Your task: Every record must be repeated exactly; omit any pictures they contain.

Stored rows:

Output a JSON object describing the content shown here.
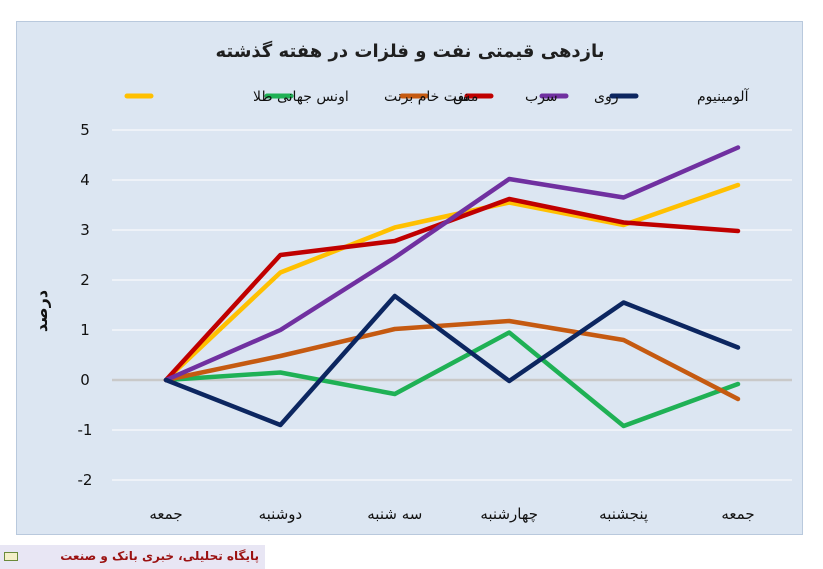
{
  "chart_data": {
    "type": "line",
    "title": "بازدهی قیمتی نفت و فلزات در هفته گذشته",
    "ylabel": "درصد",
    "xlabel": "",
    "ylim": [
      -2,
      5
    ],
    "y_ticks": [
      {
        "value": 5,
        "label": "5"
      },
      {
        "value": 4,
        "label": "4"
      },
      {
        "value": 3,
        "label": "3"
      },
      {
        "value": 2,
        "label": "2"
      },
      {
        "value": 1,
        "label": "1"
      },
      {
        "value": 0,
        "label": "0"
      },
      {
        "value": -1,
        "label": "-1"
      },
      {
        "value": -2,
        "label": "-2"
      }
    ],
    "categories": [
      "جمعه",
      "دوشنبه",
      "سه شنبه",
      "چهارشنبه",
      "پنجشنبه",
      "جمعه"
    ],
    "grid": true,
    "legend_position": "top",
    "series": [
      {
        "name": "اونس جهانی طلا",
        "color": "#ffc000",
        "values": [
          0,
          2.15,
          3.05,
          3.55,
          3.1,
          3.9
        ]
      },
      {
        "name": "نفت خام برنت",
        "color": "#1fb155",
        "values": [
          0,
          0.15,
          -0.28,
          0.95,
          -0.92,
          -0.08
        ]
      },
      {
        "name": "مس",
        "color": "#c55a11",
        "values": [
          0,
          0.48,
          1.02,
          1.18,
          0.8,
          -0.38
        ]
      },
      {
        "name": "سرب",
        "color": "#c00000",
        "values": [
          0,
          2.5,
          2.78,
          3.62,
          3.15,
          2.98
        ]
      },
      {
        "name": "روی",
        "color": "#7030a0",
        "values": [
          0,
          1.0,
          2.45,
          4.02,
          3.65,
          4.65
        ]
      },
      {
        "name": "آلومینیوم",
        "color": "#0c2660",
        "values": [
          0,
          -0.9,
          1.68,
          -0.02,
          1.55,
          0.65
        ]
      }
    ]
  },
  "footer": {
    "text": "پایگاه تحلیلی، خبری بانک و صنعت"
  }
}
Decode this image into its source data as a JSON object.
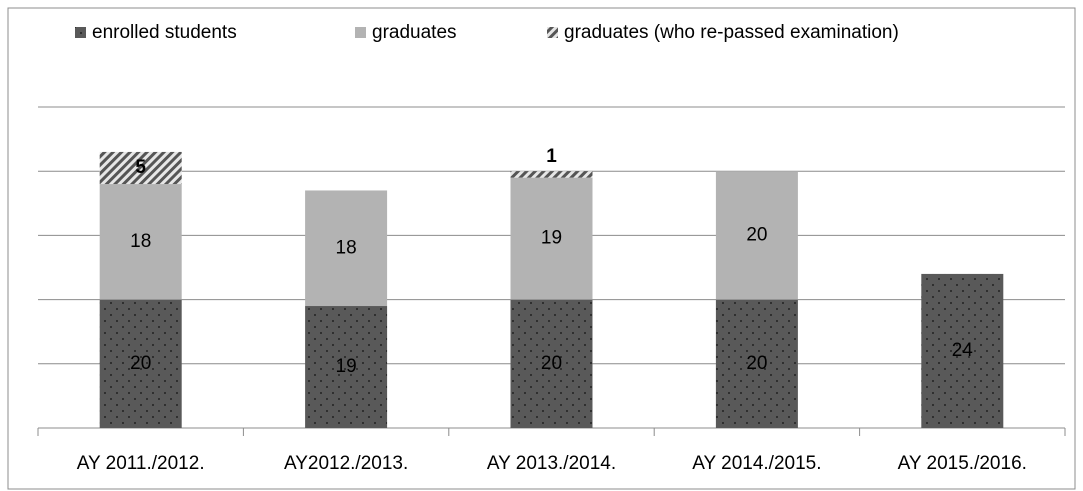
{
  "chart_data": {
    "type": "stacked_bar",
    "categories": [
      "AY 2011./2012.",
      "AY2012./2013.",
      "AY 2013./2014.",
      "AY 2014./2015.",
      "AY 2015./2016."
    ],
    "series": [
      {
        "name": "enrolled students",
        "color": "#595959",
        "values": [
          20,
          19,
          20,
          20,
          24
        ]
      },
      {
        "name": "graduates",
        "color": "#b3b3b3",
        "values": [
          18,
          18,
          19,
          20,
          null
        ]
      },
      {
        "name": "graduates (who re-passed examination)",
        "color": "#8c8c8c",
        "values": [
          5,
          null,
          1,
          null,
          null
        ]
      }
    ],
    "ylim": [
      0,
      50
    ],
    "yticks": [
      0,
      10,
      20,
      30,
      40,
      50
    ],
    "grid": true,
    "legend": "top"
  }
}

Solution to the problem:
Output a JSON object describing the content shown here.
{
  "chart_data": {
    "type": "line",
    "title": "بازدهی قیمتی نفت و فلزات در هفته گذشته",
    "ylabel": "درصد",
    "xlabel": "",
    "ylim": [
      -2,
      5
    ],
    "y_ticks": [
      {
        "value": 5,
        "label": "5"
      },
      {
        "value": 4,
        "label": "4"
      },
      {
        "value": 3,
        "label": "3"
      },
      {
        "value": 2,
        "label": "2"
      },
      {
        "value": 1,
        "label": "1"
      },
      {
        "value": 0,
        "label": "0"
      },
      {
        "value": -1,
        "label": "-1"
      },
      {
        "value": -2,
        "label": "-2"
      }
    ],
    "categories": [
      "جمعه",
      "دوشنبه",
      "سه شنبه",
      "چهارشنبه",
      "پنجشنبه",
      "جمعه"
    ],
    "grid": true,
    "legend_position": "top",
    "series": [
      {
        "name": "اونس جهانی طلا",
        "color": "#ffc000",
        "values": [
          0,
          2.15,
          3.05,
          3.55,
          3.1,
          3.9
        ]
      },
      {
        "name": "نفت خام برنت",
        "color": "#1fb155",
        "values": [
          0,
          0.15,
          -0.28,
          0.95,
          -0.92,
          -0.08
        ]
      },
      {
        "name": "مس",
        "color": "#c55a11",
        "values": [
          0,
          0.48,
          1.02,
          1.18,
          0.8,
          -0.38
        ]
      },
      {
        "name": "سرب",
        "color": "#c00000",
        "values": [
          0,
          2.5,
          2.78,
          3.62,
          3.15,
          2.98
        ]
      },
      {
        "name": "روی",
        "color": "#7030a0",
        "values": [
          0,
          1.0,
          2.45,
          4.02,
          3.65,
          4.65
        ]
      },
      {
        "name": "آلومینیوم",
        "color": "#0c2660",
        "values": [
          0,
          -0.9,
          1.68,
          -0.02,
          1.55,
          0.65
        ]
      }
    ]
  },
  "footer": {
    "text": "پایگاه تحلیلی، خبری بانک و صنعت"
  }
}
Decode this image into its source data as a JSON object.
{
  "chart_data": {
    "type": "stacked_bar",
    "categories": [
      "AY 2011./2012.",
      "AY2012./2013.",
      "AY 2013./2014.",
      "AY 2014./2015.",
      "AY 2015./2016."
    ],
    "series": [
      {
        "name": "enrolled students",
        "color": "#595959",
        "values": [
          20,
          19,
          20,
          20,
          24
        ]
      },
      {
        "name": "graduates",
        "color": "#b3b3b3",
        "values": [
          18,
          18,
          19,
          20,
          null
        ]
      },
      {
        "name": "graduates (who re-passed examination)",
        "color": "#8c8c8c",
        "values": [
          5,
          null,
          1,
          null,
          null
        ]
      }
    ],
    "ylim": [
      0,
      50
    ],
    "yticks": [
      0,
      10,
      20,
      30,
      40,
      50
    ],
    "grid": true,
    "legend": "top"
  }
}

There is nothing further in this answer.